* Task goal *
Take the material and output all of it exactly.
** start of Records **
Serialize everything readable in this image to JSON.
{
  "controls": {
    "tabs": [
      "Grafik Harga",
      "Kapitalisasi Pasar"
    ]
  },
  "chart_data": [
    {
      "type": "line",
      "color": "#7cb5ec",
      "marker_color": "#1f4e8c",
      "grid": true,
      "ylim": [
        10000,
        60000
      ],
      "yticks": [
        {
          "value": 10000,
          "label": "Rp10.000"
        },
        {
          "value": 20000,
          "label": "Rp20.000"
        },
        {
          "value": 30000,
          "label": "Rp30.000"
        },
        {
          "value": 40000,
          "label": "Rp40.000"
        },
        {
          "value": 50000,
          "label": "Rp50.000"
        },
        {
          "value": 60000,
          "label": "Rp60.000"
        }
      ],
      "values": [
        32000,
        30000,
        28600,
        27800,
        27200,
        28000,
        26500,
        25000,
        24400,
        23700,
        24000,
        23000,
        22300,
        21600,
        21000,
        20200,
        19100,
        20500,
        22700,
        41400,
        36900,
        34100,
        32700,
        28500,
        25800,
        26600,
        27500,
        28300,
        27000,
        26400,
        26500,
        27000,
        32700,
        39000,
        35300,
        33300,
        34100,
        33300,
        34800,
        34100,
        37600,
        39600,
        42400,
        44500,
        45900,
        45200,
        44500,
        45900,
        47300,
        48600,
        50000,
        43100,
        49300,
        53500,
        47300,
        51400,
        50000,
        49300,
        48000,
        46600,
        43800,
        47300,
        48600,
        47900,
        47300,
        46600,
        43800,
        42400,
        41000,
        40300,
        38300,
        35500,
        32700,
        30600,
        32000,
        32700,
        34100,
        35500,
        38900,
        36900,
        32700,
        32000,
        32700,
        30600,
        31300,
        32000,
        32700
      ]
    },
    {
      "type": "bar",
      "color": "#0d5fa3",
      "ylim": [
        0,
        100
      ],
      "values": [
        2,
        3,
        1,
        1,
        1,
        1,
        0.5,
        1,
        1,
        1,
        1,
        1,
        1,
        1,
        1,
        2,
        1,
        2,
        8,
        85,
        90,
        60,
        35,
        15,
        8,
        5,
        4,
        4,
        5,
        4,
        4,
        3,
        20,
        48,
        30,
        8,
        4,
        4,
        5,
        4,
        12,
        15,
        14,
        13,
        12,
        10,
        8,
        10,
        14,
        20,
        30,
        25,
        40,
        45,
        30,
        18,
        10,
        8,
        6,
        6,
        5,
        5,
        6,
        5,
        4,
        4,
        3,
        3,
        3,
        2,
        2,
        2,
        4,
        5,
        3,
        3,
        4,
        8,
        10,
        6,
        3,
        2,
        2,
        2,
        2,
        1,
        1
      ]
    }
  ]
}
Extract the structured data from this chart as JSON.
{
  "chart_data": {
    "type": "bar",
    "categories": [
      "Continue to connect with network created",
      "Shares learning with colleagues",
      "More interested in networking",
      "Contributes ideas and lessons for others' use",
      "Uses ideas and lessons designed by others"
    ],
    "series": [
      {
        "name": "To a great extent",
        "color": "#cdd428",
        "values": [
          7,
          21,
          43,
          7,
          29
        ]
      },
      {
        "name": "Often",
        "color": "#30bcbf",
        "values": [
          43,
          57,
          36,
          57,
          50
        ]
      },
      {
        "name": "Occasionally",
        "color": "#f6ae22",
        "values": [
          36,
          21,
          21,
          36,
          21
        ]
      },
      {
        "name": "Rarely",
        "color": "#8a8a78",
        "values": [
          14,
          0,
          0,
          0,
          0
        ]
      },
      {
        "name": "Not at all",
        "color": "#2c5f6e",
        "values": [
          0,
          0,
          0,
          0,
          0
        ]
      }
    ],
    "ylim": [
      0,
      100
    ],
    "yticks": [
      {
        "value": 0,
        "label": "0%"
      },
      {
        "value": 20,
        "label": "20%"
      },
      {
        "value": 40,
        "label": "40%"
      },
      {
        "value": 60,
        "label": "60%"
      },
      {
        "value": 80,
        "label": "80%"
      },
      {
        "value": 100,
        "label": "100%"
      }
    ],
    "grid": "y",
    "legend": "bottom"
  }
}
** end of Records **
* Response *
Serialize everything readable in this image to JSON.
{
  "controls": {
    "tabs": [
      "Grafik Harga",
      "Kapitalisasi Pasar"
    ]
  },
  "chart_data": [
    {
      "type": "line",
      "color": "#7cb5ec",
      "marker_color": "#1f4e8c",
      "grid": true,
      "ylim": [
        10000,
        60000
      ],
      "yticks": [
        {
          "value": 10000,
          "label": "Rp10.000"
        },
        {
          "value": 20000,
          "label": "Rp20.000"
        },
        {
          "value": 30000,
          "label": "Rp30.000"
        },
        {
          "value": 40000,
          "label": "Rp40.000"
        },
        {
          "value": 50000,
          "label": "Rp50.000"
        },
        {
          "value": 60000,
          "label": "Rp60.000"
        }
      ],
      "values": [
        32000,
        30000,
        28600,
        27800,
        27200,
        28000,
        26500,
        25000,
        24400,
        23700,
        24000,
        23000,
        22300,
        21600,
        21000,
        20200,
        19100,
        20500,
        22700,
        41400,
        36900,
        34100,
        32700,
        28500,
        25800,
        26600,
        27500,
        28300,
        27000,
        26400,
        26500,
        27000,
        32700,
        39000,
        35300,
        33300,
        34100,
        33300,
        34800,
        34100,
        37600,
        39600,
        42400,
        44500,
        45900,
        45200,
        44500,
        45900,
        47300,
        48600,
        50000,
        43100,
        49300,
        53500,
        47300,
        51400,
        50000,
        49300,
        48000,
        46600,
        43800,
        47300,
        48600,
        47900,
        47300,
        46600,
        43800,
        42400,
        41000,
        40300,
        38300,
        35500,
        32700,
        30600,
        32000,
        32700,
        34100,
        35500,
        38900,
        36900,
        32700,
        32000,
        32700,
        30600,
        31300,
        32000,
        32700
      ]
    },
    {
      "type": "bar",
      "color": "#0d5fa3",
      "ylim": [
        0,
        100
      ],
      "values": [
        2,
        3,
        1,
        1,
        1,
        1,
        0.5,
        1,
        1,
        1,
        1,
        1,
        1,
        1,
        1,
        2,
        1,
        2,
        8,
        85,
        90,
        60,
        35,
        15,
        8,
        5,
        4,
        4,
        5,
        4,
        4,
        3,
        20,
        48,
        30,
        8,
        4,
        4,
        5,
        4,
        12,
        15,
        14,
        13,
        12,
        10,
        8,
        10,
        14,
        20,
        30,
        25,
        40,
        45,
        30,
        18,
        10,
        8,
        6,
        6,
        5,
        5,
        6,
        5,
        4,
        4,
        3,
        3,
        3,
        2,
        2,
        2,
        4,
        5,
        3,
        3,
        4,
        8,
        10,
        6,
        3,
        2,
        2,
        2,
        2,
        1,
        1
      ]
    }
  ]
}
Extract the structured data from this chart as JSON.
{
  "chart_data": {
    "type": "bar",
    "categories": [
      "Continue to connect with network created",
      "Shares learning with colleagues",
      "More interested in networking",
      "Contributes ideas and lessons for others' use",
      "Uses ideas and lessons designed by others"
    ],
    "series": [
      {
        "name": "To a great extent",
        "color": "#cdd428",
        "values": [
          7,
          21,
          43,
          7,
          29
        ]
      },
      {
        "name": "Often",
        "color": "#30bcbf",
        "values": [
          43,
          57,
          36,
          57,
          50
        ]
      },
      {
        "name": "Occasionally",
        "color": "#f6ae22",
        "values": [
          36,
          21,
          21,
          36,
          21
        ]
      },
      {
        "name": "Rarely",
        "color": "#8a8a78",
        "values": [
          14,
          0,
          0,
          0,
          0
        ]
      },
      {
        "name": "Not at all",
        "color": "#2c5f6e",
        "values": [
          0,
          0,
          0,
          0,
          0
        ]
      }
    ],
    "ylim": [
      0,
      100
    ],
    "yticks": [
      {
        "value": 0,
        "label": "0%"
      },
      {
        "value": 20,
        "label": "20%"
      },
      {
        "value": 40,
        "label": "40%"
      },
      {
        "value": 60,
        "label": "60%"
      },
      {
        "value": 80,
        "label": "80%"
      },
      {
        "value": 100,
        "label": "100%"
      }
    ],
    "grid": "y",
    "legend": "bottom"
  }
}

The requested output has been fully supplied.